RECORDS PROVIDED
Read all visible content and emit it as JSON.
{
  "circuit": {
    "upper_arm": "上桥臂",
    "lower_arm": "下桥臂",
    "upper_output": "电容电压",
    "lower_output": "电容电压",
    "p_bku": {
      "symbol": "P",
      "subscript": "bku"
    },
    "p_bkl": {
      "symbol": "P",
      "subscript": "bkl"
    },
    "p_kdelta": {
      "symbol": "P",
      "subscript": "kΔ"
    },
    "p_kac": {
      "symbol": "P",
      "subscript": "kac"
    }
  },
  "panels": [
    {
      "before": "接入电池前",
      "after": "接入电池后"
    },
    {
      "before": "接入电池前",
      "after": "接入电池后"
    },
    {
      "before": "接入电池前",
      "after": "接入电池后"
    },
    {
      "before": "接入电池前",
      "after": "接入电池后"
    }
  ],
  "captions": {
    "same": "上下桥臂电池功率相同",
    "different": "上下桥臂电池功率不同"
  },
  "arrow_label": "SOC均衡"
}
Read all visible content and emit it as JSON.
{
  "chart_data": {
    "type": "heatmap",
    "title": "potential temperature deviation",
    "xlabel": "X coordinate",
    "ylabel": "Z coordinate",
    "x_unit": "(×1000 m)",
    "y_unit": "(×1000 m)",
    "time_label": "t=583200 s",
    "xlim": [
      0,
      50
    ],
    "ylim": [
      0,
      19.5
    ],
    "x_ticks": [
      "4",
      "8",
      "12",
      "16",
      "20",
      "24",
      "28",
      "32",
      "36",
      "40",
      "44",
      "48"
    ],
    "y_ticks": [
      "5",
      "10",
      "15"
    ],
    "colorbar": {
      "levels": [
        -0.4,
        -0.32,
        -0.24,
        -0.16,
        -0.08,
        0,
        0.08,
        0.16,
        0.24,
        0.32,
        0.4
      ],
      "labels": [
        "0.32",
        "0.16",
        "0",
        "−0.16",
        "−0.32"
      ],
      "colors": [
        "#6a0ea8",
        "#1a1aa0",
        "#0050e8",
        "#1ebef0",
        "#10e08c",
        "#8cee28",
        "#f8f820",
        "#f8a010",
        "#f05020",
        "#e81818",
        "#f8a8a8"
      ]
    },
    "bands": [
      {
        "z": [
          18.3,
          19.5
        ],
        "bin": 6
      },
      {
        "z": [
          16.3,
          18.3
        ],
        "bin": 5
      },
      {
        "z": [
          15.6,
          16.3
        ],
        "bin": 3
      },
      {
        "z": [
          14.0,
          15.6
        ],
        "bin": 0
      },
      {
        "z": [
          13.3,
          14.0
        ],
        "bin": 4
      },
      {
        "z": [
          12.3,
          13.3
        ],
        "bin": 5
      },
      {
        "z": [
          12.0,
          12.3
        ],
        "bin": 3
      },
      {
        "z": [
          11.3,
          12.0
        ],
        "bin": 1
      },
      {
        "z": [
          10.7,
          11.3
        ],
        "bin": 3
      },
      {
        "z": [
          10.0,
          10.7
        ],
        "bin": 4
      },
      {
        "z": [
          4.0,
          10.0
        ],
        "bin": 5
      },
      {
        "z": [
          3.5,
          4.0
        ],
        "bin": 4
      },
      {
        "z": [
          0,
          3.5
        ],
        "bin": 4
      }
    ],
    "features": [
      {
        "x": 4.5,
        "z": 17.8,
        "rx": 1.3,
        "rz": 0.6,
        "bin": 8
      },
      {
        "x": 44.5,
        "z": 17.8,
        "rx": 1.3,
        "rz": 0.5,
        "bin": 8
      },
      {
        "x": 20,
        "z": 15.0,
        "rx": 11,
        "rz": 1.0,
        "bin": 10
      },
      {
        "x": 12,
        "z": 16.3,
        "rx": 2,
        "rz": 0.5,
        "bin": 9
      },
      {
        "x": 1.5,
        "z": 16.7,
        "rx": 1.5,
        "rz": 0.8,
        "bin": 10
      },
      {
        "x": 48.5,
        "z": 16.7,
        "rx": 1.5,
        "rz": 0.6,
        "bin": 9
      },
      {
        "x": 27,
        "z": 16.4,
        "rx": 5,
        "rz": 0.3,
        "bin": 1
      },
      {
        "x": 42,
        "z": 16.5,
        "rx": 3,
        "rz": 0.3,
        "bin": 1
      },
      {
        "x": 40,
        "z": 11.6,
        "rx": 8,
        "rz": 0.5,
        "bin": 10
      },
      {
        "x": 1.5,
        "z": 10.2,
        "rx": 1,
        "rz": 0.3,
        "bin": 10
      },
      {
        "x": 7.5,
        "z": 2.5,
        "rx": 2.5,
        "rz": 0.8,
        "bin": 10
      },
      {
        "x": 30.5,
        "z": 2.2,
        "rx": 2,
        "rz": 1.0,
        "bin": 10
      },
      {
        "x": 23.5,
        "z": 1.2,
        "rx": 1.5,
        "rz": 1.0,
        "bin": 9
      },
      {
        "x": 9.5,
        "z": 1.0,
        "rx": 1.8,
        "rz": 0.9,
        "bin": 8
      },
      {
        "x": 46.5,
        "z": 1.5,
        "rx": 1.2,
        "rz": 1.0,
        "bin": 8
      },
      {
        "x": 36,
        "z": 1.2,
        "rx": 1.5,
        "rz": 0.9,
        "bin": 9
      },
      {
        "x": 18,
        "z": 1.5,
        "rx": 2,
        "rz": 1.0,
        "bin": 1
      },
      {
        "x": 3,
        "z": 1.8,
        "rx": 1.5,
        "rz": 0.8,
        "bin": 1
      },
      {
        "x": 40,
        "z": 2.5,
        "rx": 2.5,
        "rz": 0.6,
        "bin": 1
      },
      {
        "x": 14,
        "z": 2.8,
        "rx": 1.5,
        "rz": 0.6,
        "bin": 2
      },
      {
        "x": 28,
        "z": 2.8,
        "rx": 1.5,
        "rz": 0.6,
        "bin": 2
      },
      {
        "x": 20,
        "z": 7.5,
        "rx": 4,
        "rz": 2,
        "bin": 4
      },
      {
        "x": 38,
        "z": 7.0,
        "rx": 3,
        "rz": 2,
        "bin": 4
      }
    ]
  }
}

EXERCISE GOAL
Recopy the entries above in their entirety, exactly.

SOLUTION
Read all visible content and emit it as JSON.
{
  "circuit": {
    "upper_arm": "上桥臂",
    "lower_arm": "下桥臂",
    "upper_output": "电容电压",
    "lower_output": "电容电压",
    "p_bku": {
      "symbol": "P",
      "subscript": "bku"
    },
    "p_bkl": {
      "symbol": "P",
      "subscript": "bkl"
    },
    "p_kdelta": {
      "symbol": "P",
      "subscript": "kΔ"
    },
    "p_kac": {
      "symbol": "P",
      "subscript": "kac"
    }
  },
  "panels": [
    {
      "before": "接入电池前",
      "after": "接入电池后"
    },
    {
      "before": "接入电池前",
      "after": "接入电池后"
    },
    {
      "before": "接入电池前",
      "after": "接入电池后"
    },
    {
      "before": "接入电池前",
      "after": "接入电池后"
    }
  ],
  "captions": {
    "same": "上下桥臂电池功率相同",
    "different": "上下桥臂电池功率不同"
  },
  "arrow_label": "SOC均衡"
}
Read all visible content and emit it as JSON.
{
  "chart_data": {
    "type": "heatmap",
    "title": "potential temperature deviation",
    "xlabel": "X coordinate",
    "ylabel": "Z coordinate",
    "x_unit": "(×1000 m)",
    "y_unit": "(×1000 m)",
    "time_label": "t=583200 s",
    "xlim": [
      0,
      50
    ],
    "ylim": [
      0,
      19.5
    ],
    "x_ticks": [
      "4",
      "8",
      "12",
      "16",
      "20",
      "24",
      "28",
      "32",
      "36",
      "40",
      "44",
      "48"
    ],
    "y_ticks": [
      "5",
      "10",
      "15"
    ],
    "colorbar": {
      "levels": [
        -0.4,
        -0.32,
        -0.24,
        -0.16,
        -0.08,
        0,
        0.08,
        0.16,
        0.24,
        0.32,
        0.4
      ],
      "labels": [
        "0.32",
        "0.16",
        "0",
        "−0.16",
        "−0.32"
      ],
      "colors": [
        "#6a0ea8",
        "#1a1aa0",
        "#0050e8",
        "#1ebef0",
        "#10e08c",
        "#8cee28",
        "#f8f820",
        "#f8a010",
        "#f05020",
        "#e81818",
        "#f8a8a8"
      ]
    },
    "bands": [
      {
        "z": [
          18.3,
          19.5
        ],
        "bin": 6
      },
      {
        "z": [
          16.3,
          18.3
        ],
        "bin": 5
      },
      {
        "z": [
          15.6,
          16.3
        ],
        "bin": 3
      },
      {
        "z": [
          14.0,
          15.6
        ],
        "bin": 0
      },
      {
        "z": [
          13.3,
          14.0
        ],
        "bin": 4
      },
      {
        "z": [
          12.3,
          13.3
        ],
        "bin": 5
      },
      {
        "z": [
          12.0,
          12.3
        ],
        "bin": 3
      },
      {
        "z": [
          11.3,
          12.0
        ],
        "bin": 1
      },
      {
        "z": [
          10.7,
          11.3
        ],
        "bin": 3
      },
      {
        "z": [
          10.0,
          10.7
        ],
        "bin": 4
      },
      {
        "z": [
          4.0,
          10.0
        ],
        "bin": 5
      },
      {
        "z": [
          3.5,
          4.0
        ],
        "bin": 4
      },
      {
        "z": [
          0,
          3.5
        ],
        "bin": 4
      }
    ],
    "features": [
      {
        "x": 4.5,
        "z": 17.8,
        "rx": 1.3,
        "rz": 0.6,
        "bin": 8
      },
      {
        "x": 44.5,
        "z": 17.8,
        "rx": 1.3,
        "rz": 0.5,
        "bin": 8
      },
      {
        "x": 20,
        "z": 15.0,
        "rx": 11,
        "rz": 1.0,
        "bin": 10
      },
      {
        "x": 12,
        "z": 16.3,
        "rx": 2,
        "rz": 0.5,
        "bin": 9
      },
      {
        "x": 1.5,
        "z": 16.7,
        "rx": 1.5,
        "rz": 0.8,
        "bin": 10
      },
      {
        "x": 48.5,
        "z": 16.7,
        "rx": 1.5,
        "rz": 0.6,
        "bin": 9
      },
      {
        "x": 27,
        "z": 16.4,
        "rx": 5,
        "rz": 0.3,
        "bin": 1
      },
      {
        "x": 42,
        "z": 16.5,
        "rx": 3,
        "rz": 0.3,
        "bin": 1
      },
      {
        "x": 40,
        "z": 11.6,
        "rx": 8,
        "rz": 0.5,
        "bin": 10
      },
      {
        "x": 1.5,
        "z": 10.2,
        "rx": 1,
        "rz": 0.3,
        "bin": 10
      },
      {
        "x": 7.5,
        "z": 2.5,
        "rx": 2.5,
        "rz": 0.8,
        "bin": 10
      },
      {
        "x": 30.5,
        "z": 2.2,
        "rx": 2,
        "rz": 1.0,
        "bin": 10
      },
      {
        "x": 23.5,
        "z": 1.2,
        "rx": 1.5,
        "rz": 1.0,
        "bin": 9
      },
      {
        "x": 9.5,
        "z": 1.0,
        "rx": 1.8,
        "rz": 0.9,
        "bin": 8
      },
      {
        "x": 46.5,
        "z": 1.5,
        "rx": 1.2,
        "rz": 1.0,
        "bin": 8
      },
      {
        "x": 36,
        "z": 1.2,
        "rx": 1.5,
        "rz": 0.9,
        "bin": 9
      },
      {
        "x": 18,
        "z": 1.5,
        "rx": 2,
        "rz": 1.0,
        "bin": 1
      },
      {
        "x": 3,
        "z": 1.8,
        "rx": 1.5,
        "rz": 0.8,
        "bin": 1
      },
      {
        "x": 40,
        "z": 2.5,
        "rx": 2.5,
        "rz": 0.6,
        "bin": 1
      },
      {
        "x": 14,
        "z": 2.8,
        "rx": 1.5,
        "rz": 0.6,
        "bin": 2
      },
      {
        "x": 28,
        "z": 2.8,
        "rx": 1.5,
        "rz": 0.6,
        "bin": 2
      },
      {
        "x": 20,
        "z": 7.5,
        "rx": 4,
        "rz": 2,
        "bin": 4
      },
      {
        "x": 38,
        "z": 7.0,
        "rx": 3,
        "rz": 2,
        "bin": 4
      }
    ]
  }
}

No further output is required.